**Given records**
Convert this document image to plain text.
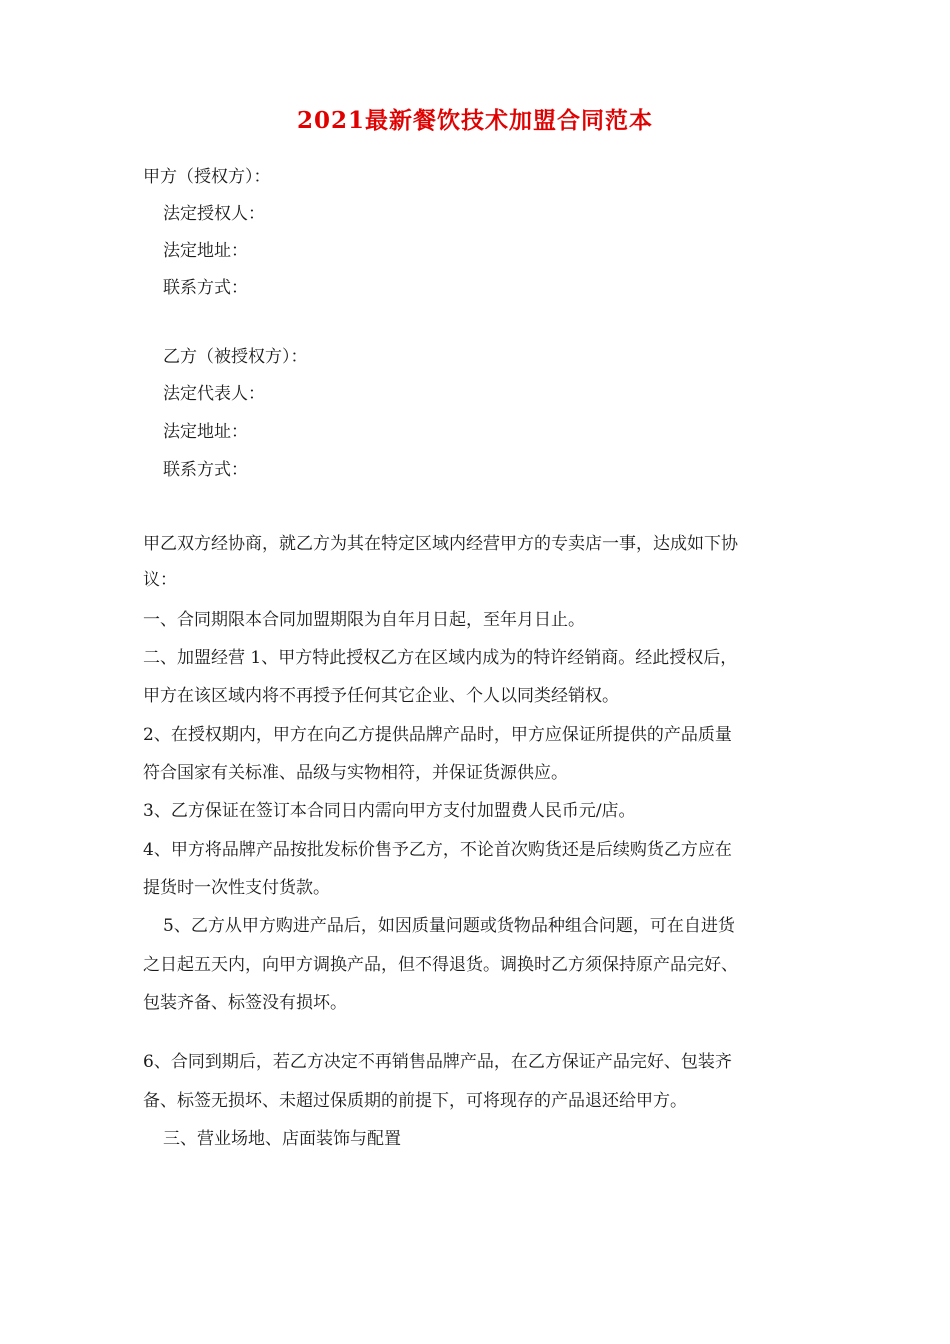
2021最新餐饮技术加盟合同范本
甲方（授权方）：
法定授权人：
法定地址：
联系方式：
乙方（被授权方）：
法定代表人：
法定地址：
联系方式：
甲乙双方经协商，就乙方为其在特定区域内经营甲方的专卖店一事，达成如下协
议：
一、合同期限本合同加盟期限为自年月日起，至年月日止。
二、加盟经营 1、甲方特此授权乙方在区域内成为的特许经销商。经此授权后，
甲方在该区域内将不再授予任何其它企业、个人以同类经销权。
2、在授权期内，甲方在向乙方提供品牌产品时，甲方应保证所提供的产品质量
符合国家有关标准、品级与实物相符，并保证货源供应。
3、乙方保证在签订本合同日内需向甲方支付加盟费人民币元/店。
4、甲方将品牌产品按批发标价售予乙方，不论首次购货还是后续购货乙方应在
提货时一次性支付货款。
5、乙方从甲方购进产品后，如因质量问题或货物品种组合问题，可在自进货
之日起五天内，向甲方调换产品，但不得退货。调换时乙方须保持原产品完好、
包装齐备、标签没有损坏。
6、合同到期后，若乙方决定不再销售品牌产品，在乙方保证产品完好、包装齐
备、标签无损坏、未超过保质期的前提下，可将现存的产品退还给甲方。
三、营业场地、店面装饰与配置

**The problem**
The records shown above are to be repeated exactly, with the pictures left out.

**Completed exercise**
Convert this document image to plain text.
2021最新餐饮技术加盟合同范本
甲方（授权方）：
法定授权人：
法定地址：
联系方式：
乙方（被授权方）：
法定代表人：
法定地址：
联系方式：
甲乙双方经协商，就乙方为其在特定区域内经营甲方的专卖店一事，达成如下协
议：
一、合同期限本合同加盟期限为自年月日起，至年月日止。
二、加盟经营 1、甲方特此授权乙方在区域内成为的特许经销商。经此授权后，
甲方在该区域内将不再授予任何其它企业、个人以同类经销权。
2、在授权期内，甲方在向乙方提供品牌产品时，甲方应保证所提供的产品质量
符合国家有关标准、品级与实物相符，并保证货源供应。
3、乙方保证在签订本合同日内需向甲方支付加盟费人民币元/店。
4、甲方将品牌产品按批发标价售予乙方，不论首次购货还是后续购货乙方应在
提货时一次性支付货款。
5、乙方从甲方购进产品后，如因质量问题或货物品种组合问题，可在自进货
之日起五天内，向甲方调换产品，但不得退货。调换时乙方须保持原产品完好、
包装齐备、标签没有损坏。
6、合同到期后，若乙方决定不再销售品牌产品，在乙方保证产品完好、包装齐
备、标签无损坏、未超过保质期的前提下，可将现存的产品退还给甲方。
三、营业场地、店面装饰与配置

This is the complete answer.